▸ What is needed: Whichever lines of the entries hold the word "être" should be identified and copied.

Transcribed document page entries
[Start of Attachment]
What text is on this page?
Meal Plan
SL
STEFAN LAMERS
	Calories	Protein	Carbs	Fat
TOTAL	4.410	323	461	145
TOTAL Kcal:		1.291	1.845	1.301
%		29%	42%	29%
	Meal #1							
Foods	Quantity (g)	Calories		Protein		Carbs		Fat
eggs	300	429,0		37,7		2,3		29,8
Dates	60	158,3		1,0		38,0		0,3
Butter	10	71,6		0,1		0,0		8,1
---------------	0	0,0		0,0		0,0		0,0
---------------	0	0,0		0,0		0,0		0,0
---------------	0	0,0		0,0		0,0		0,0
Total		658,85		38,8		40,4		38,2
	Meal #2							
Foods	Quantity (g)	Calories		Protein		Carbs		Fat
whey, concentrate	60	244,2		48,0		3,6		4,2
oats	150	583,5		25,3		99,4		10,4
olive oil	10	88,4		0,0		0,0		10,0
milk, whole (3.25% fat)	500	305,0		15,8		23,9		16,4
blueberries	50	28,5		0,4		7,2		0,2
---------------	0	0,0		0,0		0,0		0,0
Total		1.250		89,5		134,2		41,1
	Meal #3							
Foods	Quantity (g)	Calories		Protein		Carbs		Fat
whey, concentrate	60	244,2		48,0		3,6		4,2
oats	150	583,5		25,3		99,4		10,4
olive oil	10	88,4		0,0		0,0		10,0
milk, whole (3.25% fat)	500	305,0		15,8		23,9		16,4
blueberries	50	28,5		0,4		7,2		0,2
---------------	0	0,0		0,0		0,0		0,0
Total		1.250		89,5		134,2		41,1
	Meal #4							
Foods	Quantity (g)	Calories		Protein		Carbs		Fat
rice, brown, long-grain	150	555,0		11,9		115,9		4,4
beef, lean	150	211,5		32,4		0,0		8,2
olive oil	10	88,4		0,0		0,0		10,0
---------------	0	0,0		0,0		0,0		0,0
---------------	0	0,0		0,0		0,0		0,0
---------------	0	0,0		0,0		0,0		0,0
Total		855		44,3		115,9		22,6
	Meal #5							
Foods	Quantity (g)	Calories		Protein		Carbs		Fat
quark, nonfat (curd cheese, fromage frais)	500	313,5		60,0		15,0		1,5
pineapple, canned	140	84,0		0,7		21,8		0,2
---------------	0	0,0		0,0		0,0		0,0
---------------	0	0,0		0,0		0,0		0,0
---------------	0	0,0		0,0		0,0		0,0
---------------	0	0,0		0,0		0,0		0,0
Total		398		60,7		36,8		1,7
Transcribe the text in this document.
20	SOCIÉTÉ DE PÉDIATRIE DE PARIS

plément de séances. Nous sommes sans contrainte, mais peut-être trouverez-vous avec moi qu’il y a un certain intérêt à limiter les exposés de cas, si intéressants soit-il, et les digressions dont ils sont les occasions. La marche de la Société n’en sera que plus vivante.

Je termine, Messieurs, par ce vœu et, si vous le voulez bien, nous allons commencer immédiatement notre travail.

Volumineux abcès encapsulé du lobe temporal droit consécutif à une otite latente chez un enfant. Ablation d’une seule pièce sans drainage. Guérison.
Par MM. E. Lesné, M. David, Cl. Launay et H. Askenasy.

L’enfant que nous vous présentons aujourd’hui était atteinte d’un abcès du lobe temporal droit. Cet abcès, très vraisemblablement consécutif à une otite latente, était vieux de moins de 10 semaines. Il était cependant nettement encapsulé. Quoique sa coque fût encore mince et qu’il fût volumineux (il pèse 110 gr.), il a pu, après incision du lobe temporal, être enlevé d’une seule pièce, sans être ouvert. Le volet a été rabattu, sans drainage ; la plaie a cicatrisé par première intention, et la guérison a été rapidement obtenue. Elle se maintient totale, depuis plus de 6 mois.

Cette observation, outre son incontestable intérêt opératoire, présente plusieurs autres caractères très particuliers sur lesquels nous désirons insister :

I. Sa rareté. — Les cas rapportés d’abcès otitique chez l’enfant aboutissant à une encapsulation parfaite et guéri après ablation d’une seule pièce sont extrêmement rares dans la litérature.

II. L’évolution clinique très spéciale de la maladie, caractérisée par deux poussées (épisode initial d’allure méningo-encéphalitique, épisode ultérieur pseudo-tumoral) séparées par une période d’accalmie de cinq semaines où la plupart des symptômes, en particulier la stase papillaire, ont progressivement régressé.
[End of Attachment]
▸ Result below:
plément de séances. Nous sommes sans contrainte, mais peut-être trouverez-vous avec moi qu’il y a un certain intérêt à limiter les exposés de cas, si intéressants soit-il, et les digressions dont ils sont les occasions. La marche de la Société n’en sera que plus vivante.
L’enfant que nous vous présentons aujourd’hui était atteinte d’un abcès du lobe temporal droit. Cet abcès, très vraisemblablement consécutif à une otite latente, était vieux de moins de 10 semaines. Il était cependant nettement encapsulé. Quoique sa coque fût encore mince et qu’il fût volumineux (il pèse 110 gr.), il a pu, après incision du lobe temporal, être enlevé d’une seule pièce, sans être ouvert. Le volet a été rabattu, sans drainage ; la plaie a cicatrisé par première intention, et la guérison a été rapidement obtenue. Elle se maintient totale, depuis plus de 6 mois.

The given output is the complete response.